Problem details
Quote every line as written. Omit pictures.

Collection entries
——————
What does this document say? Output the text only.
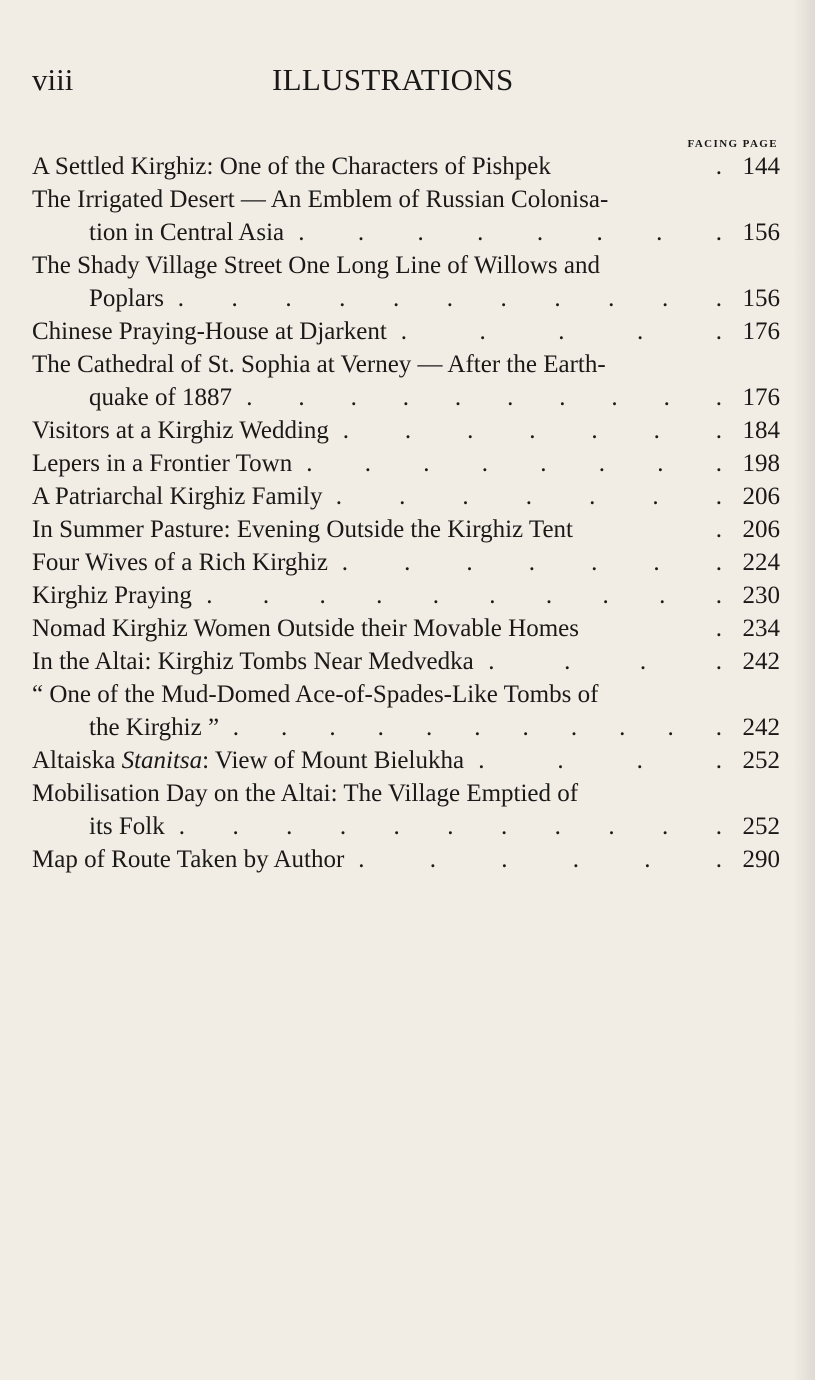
viii	ILLUSTRATIONS
FACING PAGE
A Settled Kirghiz: One of the Characters of Pishpek	. 144
The Irrigated Desert — An Emblem of Russian Colonisa-
tion in Central Asia . . . . . . . . 156
The Shady Village Street One Long Line of Willows and
Poplars . . . . . . . . . . . 156
Chinese Praying-House at Djarkent . . . . . 176
The Cathedral of St. Sophia at Verney — After the Earth-
quake of 1887 . . . . . . . . . . 176
Visitors at a Kirghiz Wedding . . . . . . . 184
Lepers in a Frontier Town . . . . . . . . 198
A Patriarchal Kirghiz Family . . . . . . . 206
In Summer Pasture: Evening Outside the Kirghiz Tent	. 206
Four Wives of a Rich Kirghiz . . . . . . . 224
Kirghiz Praying . . . . . . . . . . 230
Nomad Kirghiz Women Outside their Movable Homes	. 234
In the Altai: Kirghiz Tombs Near Medvedka . . . . 242
“ One of the Mud-Domed Ace-of-Spades-Like Tombs of
the Kirghiz ” . . . . . . . . . . . 242
Altaiska Stanitsa: View of Mount Bielukha . . . . 252
Mobilisation Day on the Altai: The Village Emptied of
its Folk . . . . . . . . . . . 252
Map of Route Taken by Author . . . . . . 290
——————
Full solution
What does this document say? Output the text only.
viii	ILLUSTRATIONS
FACING PAGE
A Settled Kirghiz: One of the Characters of Pishpek	. 144
The Irrigated Desert — An Emblem of Russian Colonisa-
tion in Central Asia . . . . . . . . 156
The Shady Village Street One Long Line of Willows and
Poplars . . . . . . . . . . . 156
Chinese Praying-House at Djarkent . . . . . 176
The Cathedral of St. Sophia at Verney — After the Earth-
quake of 1887 . . . . . . . . . . 176
Visitors at a Kirghiz Wedding . . . . . . . 184
Lepers in a Frontier Town . . . . . . . . 198
A Patriarchal Kirghiz Family . . . . . . . 206
In Summer Pasture: Evening Outside the Kirghiz Tent	. 206
Four Wives of a Rich Kirghiz . . . . . . . 224
Kirghiz Praying . . . . . . . . . . 230
Nomad Kirghiz Women Outside their Movable Homes	. 234
In the Altai: Kirghiz Tombs Near Medvedka . . . . 242
“ One of the Mud-Domed Ace-of-Spades-Like Tombs of
the Kirghiz ” . . . . . . . . . . . 242
Altaiska Stanitsa: View of Mount Bielukha . . . . 252
Mobilisation Day on the Altai: The Village Emptied of
its Folk . . . . . . . . . . . 252
Map of Route Taken by Author . . . . . . 290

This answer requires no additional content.